REQUEST:
Leave out the images; return the rest of the data exactly.

DATA PROVIDED:
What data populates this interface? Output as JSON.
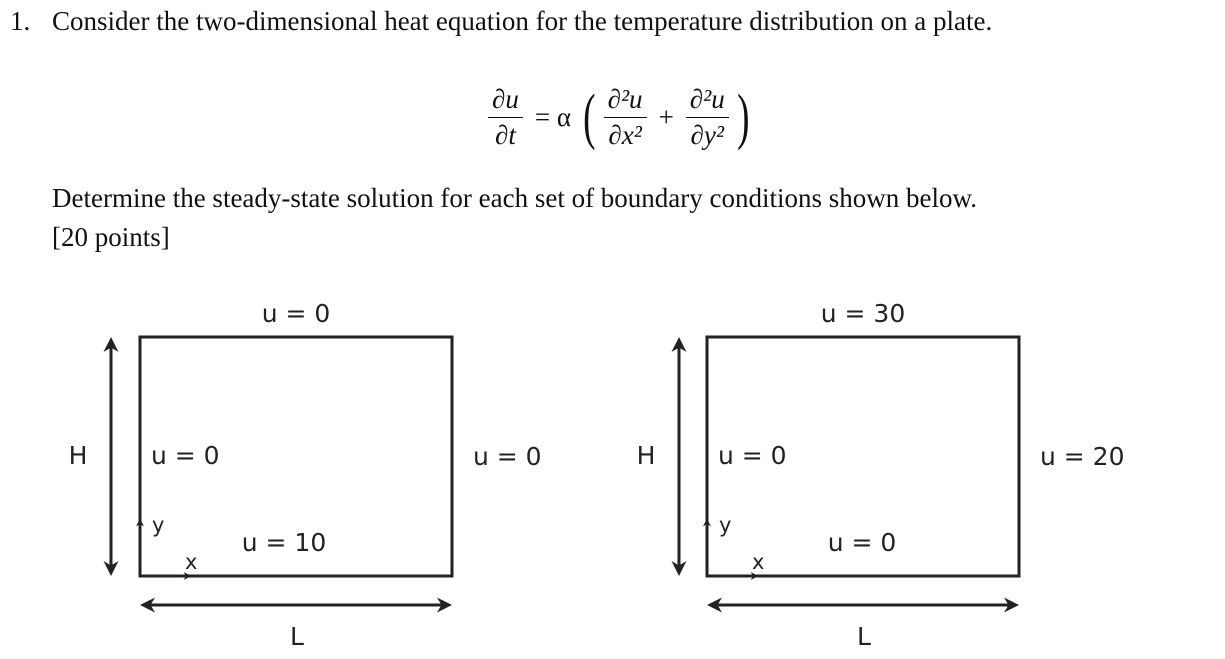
{
  "problem": {
    "number": "1.",
    "intro": "Consider the two-dimensional heat equation for the temperature distribution on a plate.",
    "equation": {
      "lhs_num": "∂u",
      "lhs_den": "∂t",
      "equals": "= α",
      "t1_num": "∂²u",
      "t1_den": "∂x²",
      "plus": "+",
      "t2_num": "∂²u",
      "t2_den": "∂y²"
    },
    "instruction": "Determine the steady-state solution for each set of boundary conditions shown below.",
    "points": "[20 points]"
  },
  "diagrams": [
    {
      "top": "u = 0",
      "left": "u = 0",
      "right": "u = 0",
      "bottom": "u = 10",
      "height_label": "H",
      "length_label": "L",
      "x_label": "x",
      "y_label": "y"
    },
    {
      "top": "u = 30",
      "left": "u = 0",
      "right": "u = 20",
      "bottom": "u = 0",
      "height_label": "H",
      "length_label": "L",
      "x_label": "x",
      "y_label": "y"
    }
  ]
}
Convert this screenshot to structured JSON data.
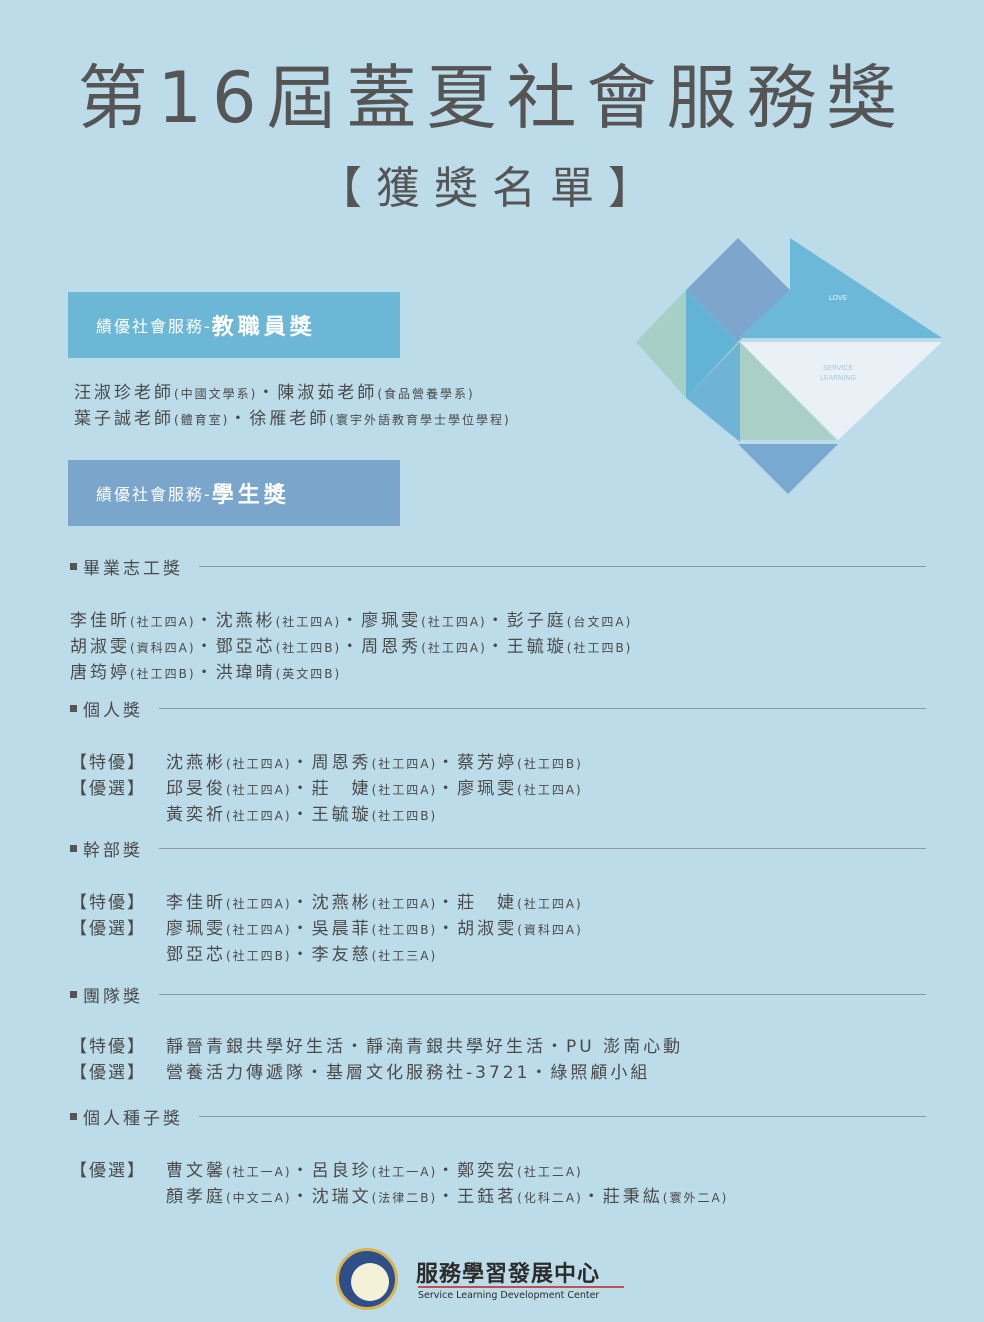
{
  "header": {
    "title": "第16屆蓋夏社會服務獎",
    "subtitle": "【獲獎名單】"
  },
  "graphic": {
    "love": "LOVE",
    "service_1": "SERVICE",
    "service_2": "LEARNING"
  },
  "staff": {
    "banner_prefix": "績優社會服務-",
    "banner_title": "教職員獎",
    "lines": [
      [
        "汪淑珍老師",
        "(中國文學系)",
        "・陳淑茹老師",
        "(食品營養學系)"
      ],
      [
        "葉子誠老師",
        "(體育室)",
        "・徐雁老師",
        "(寰宇外語教育學士學位學程)"
      ]
    ]
  },
  "student": {
    "banner_prefix": "績優社會服務-",
    "banner_title": "學生獎"
  },
  "sections": [
    {
      "heading": "畢業志工獎",
      "rows": [
        {
          "tag": "",
          "names": [
            [
              "李佳昕",
              "(社工四A)"
            ],
            [
              "・沈燕彬",
              "(社工四A)"
            ],
            [
              "・廖珮雯",
              "(社工四A)"
            ],
            [
              "・彭子庭",
              "(台文四A)"
            ]
          ]
        },
        {
          "tag": "",
          "names": [
            [
              "胡淑雯",
              "(資科四A)"
            ],
            [
              "・鄧亞芯",
              "(社工四B)"
            ],
            [
              "・周恩秀",
              "(社工四A)"
            ],
            [
              "・王毓璇",
              "(社工四B)"
            ]
          ]
        },
        {
          "tag": "",
          "names": [
            [
              "唐筠婷",
              "(社工四B)"
            ],
            [
              "・洪瑋晴",
              "(英文四B)"
            ]
          ]
        }
      ]
    },
    {
      "heading": "個人獎",
      "rows": [
        {
          "tag": "【特優】",
          "names": [
            [
              "沈燕彬",
              "(社工四A)"
            ],
            [
              "・周恩秀",
              "(社工四A)"
            ],
            [
              "・蔡芳婷",
              "(社工四B)"
            ]
          ]
        },
        {
          "tag": "【優選】",
          "names": [
            [
              "邱旻俊",
              "(社工四A)"
            ],
            [
              "・莊　婕",
              "(社工四A)"
            ],
            [
              "・廖珮雯",
              "(社工四A)"
            ]
          ]
        },
        {
          "tag": " ",
          "names": [
            [
              "黃奕祈",
              "(社工四A)"
            ],
            [
              "・王毓璇",
              "(社工四B)"
            ]
          ]
        }
      ]
    },
    {
      "heading": "幹部獎",
      "rows": [
        {
          "tag": "【特優】",
          "names": [
            [
              "李佳昕",
              "(社工四A)"
            ],
            [
              "・沈燕彬",
              "(社工四A)"
            ],
            [
              "・莊　婕",
              "(社工四A)"
            ]
          ]
        },
        {
          "tag": "【優選】",
          "names": [
            [
              "廖珮雯",
              "(社工四A)"
            ],
            [
              "・吳晨菲",
              "(社工四B)"
            ],
            [
              "・胡淑雯",
              "(資科四A)"
            ]
          ]
        },
        {
          "tag": " ",
          "names": [
            [
              "鄧亞芯",
              "(社工四B)"
            ],
            [
              "・李友慈",
              "(社工三A)"
            ]
          ]
        }
      ]
    },
    {
      "heading": "團隊獎",
      "rows": [
        {
          "tag": "【特優】",
          "names": [
            [
              "靜晉青銀共學好生活・靜湳青銀共學好生活・PU 澎南心動",
              ""
            ]
          ]
        },
        {
          "tag": "【優選】",
          "names": [
            [
              "營養活力傳遞隊・基層文化服務社-3721・綠照顧小組",
              ""
            ]
          ]
        }
      ]
    },
    {
      "heading": "個人種子獎",
      "rows": [
        {
          "tag": "【優選】",
          "names": [
            [
              "曹文馨",
              "(社工一A)"
            ],
            [
              "・呂良珍",
              "(社工一A)"
            ],
            [
              "・鄭奕宏",
              "(社工二A)"
            ]
          ]
        },
        {
          "tag": " ",
          "names": [
            [
              "顏孝庭",
              "(中文二A)"
            ],
            [
              "・沈瑞文",
              "(法律二B)"
            ],
            [
              "・王鈺茗",
              "(化科二A)"
            ],
            [
              "・莊秉紘",
              "(寰外二A)"
            ]
          ]
        }
      ]
    }
  ],
  "footer": {
    "center_name": "服務學習發展中心",
    "center_en": "Service Learning Development Center"
  }
}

SOLUTION TO THE EXERCISE:
What data populates this interface? Output as JSON.
{
  "problem": {
    "number": "1.",
    "intro": "Consider the two-dimensional heat equation for the temperature distribution on a plate.",
    "equation": {
      "lhs_num": "∂u",
      "lhs_den": "∂t",
      "equals": "= α",
      "t1_num": "∂²u",
      "t1_den": "∂x²",
      "plus": "+",
      "t2_num": "∂²u",
      "t2_den": "∂y²"
    },
    "instruction": "Determine the steady-state solution for each set of boundary conditions shown below.",
    "points": "[20 points]"
  },
  "diagrams": [
    {
      "top": "u = 0",
      "left": "u = 0",
      "right": "u = 0",
      "bottom": "u = 10",
      "height_label": "H",
      "length_label": "L",
      "x_label": "x",
      "y_label": "y"
    },
    {
      "top": "u = 30",
      "left": "u = 0",
      "right": "u = 20",
      "bottom": "u = 0",
      "height_label": "H",
      "length_label": "L",
      "x_label": "x",
      "y_label": "y"
    }
  ]
}
Convert this screenshot to structured JSON data.
{
  "header": {
    "title": "第16屆蓋夏社會服務獎",
    "subtitle": "【獲獎名單】"
  },
  "graphic": {
    "love": "LOVE",
    "service_1": "SERVICE",
    "service_2": "LEARNING"
  },
  "staff": {
    "banner_prefix": "績優社會服務-",
    "banner_title": "教職員獎",
    "lines": [
      [
        "汪淑珍老師",
        "(中國文學系)",
        "・陳淑茹老師",
        "(食品營養學系)"
      ],
      [
        "葉子誠老師",
        "(體育室)",
        "・徐雁老師",
        "(寰宇外語教育學士學位學程)"
      ]
    ]
  },
  "student": {
    "banner_prefix": "績優社會服務-",
    "banner_title": "學生獎"
  },
  "sections": [
    {
      "heading": "畢業志工獎",
      "rows": [
        {
          "tag": "",
          "names": [
            [
              "李佳昕",
              "(社工四A)"
            ],
            [
              "・沈燕彬",
              "(社工四A)"
            ],
            [
              "・廖珮雯",
              "(社工四A)"
            ],
            [
              "・彭子庭",
              "(台文四A)"
            ]
          ]
        },
        {
          "tag": "",
          "names": [
            [
              "胡淑雯",
              "(資科四A)"
            ],
            [
              "・鄧亞芯",
              "(社工四B)"
            ],
            [
              "・周恩秀",
              "(社工四A)"
            ],
            [
              "・王毓璇",
              "(社工四B)"
            ]
          ]
        },
        {
          "tag": "",
          "names": [
            [
              "唐筠婷",
              "(社工四B)"
            ],
            [
              "・洪瑋晴",
              "(英文四B)"
            ]
          ]
        }
      ]
    },
    {
      "heading": "個人獎",
      "rows": [
        {
          "tag": "【特優】",
          "names": [
            [
              "沈燕彬",
              "(社工四A)"
            ],
            [
              "・周恩秀",
              "(社工四A)"
            ],
            [
              "・蔡芳婷",
              "(社工四B)"
            ]
          ]
        },
        {
          "tag": "【優選】",
          "names": [
            [
              "邱旻俊",
              "(社工四A)"
            ],
            [
              "・莊　婕",
              "(社工四A)"
            ],
            [
              "・廖珮雯",
              "(社工四A)"
            ]
          ]
        },
        {
          "tag": " ",
          "names": [
            [
              "黃奕祈",
              "(社工四A)"
            ],
            [
              "・王毓璇",
              "(社工四B)"
            ]
          ]
        }
      ]
    },
    {
      "heading": "幹部獎",
      "rows": [
        {
          "tag": "【特優】",
          "names": [
            [
              "李佳昕",
              "(社工四A)"
            ],
            [
              "・沈燕彬",
              "(社工四A)"
            ],
            [
              "・莊　婕",
              "(社工四A)"
            ]
          ]
        },
        {
          "tag": "【優選】",
          "names": [
            [
              "廖珮雯",
              "(社工四A)"
            ],
            [
              "・吳晨菲",
              "(社工四B)"
            ],
            [
              "・胡淑雯",
              "(資科四A)"
            ]
          ]
        },
        {
          "tag": " ",
          "names": [
            [
              "鄧亞芯",
              "(社工四B)"
            ],
            [
              "・李友慈",
              "(社工三A)"
            ]
          ]
        }
      ]
    },
    {
      "heading": "團隊獎",
      "rows": [
        {
          "tag": "【特優】",
          "names": [
            [
              "靜晉青銀共學好生活・靜湳青銀共學好生活・PU 澎南心動",
              ""
            ]
          ]
        },
        {
          "tag": "【優選】",
          "names": [
            [
              "營養活力傳遞隊・基層文化服務社-3721・綠照顧小組",
              ""
            ]
          ]
        }
      ]
    },
    {
      "heading": "個人種子獎",
      "rows": [
        {
          "tag": "【優選】",
          "names": [
            [
              "曹文馨",
              "(社工一A)"
            ],
            [
              "・呂良珍",
              "(社工一A)"
            ],
            [
              "・鄭奕宏",
              "(社工二A)"
            ]
          ]
        },
        {
          "tag": " ",
          "names": [
            [
              "顏孝庭",
              "(中文二A)"
            ],
            [
              "・沈瑞文",
              "(法律二B)"
            ],
            [
              "・王鈺茗",
              "(化科二A)"
            ],
            [
              "・莊秉紘",
              "(寰外二A)"
            ]
          ]
        }
      ]
    }
  ],
  "footer": {
    "center_name": "服務學習發展中心",
    "center_en": "Service Learning Development Center"
  }
}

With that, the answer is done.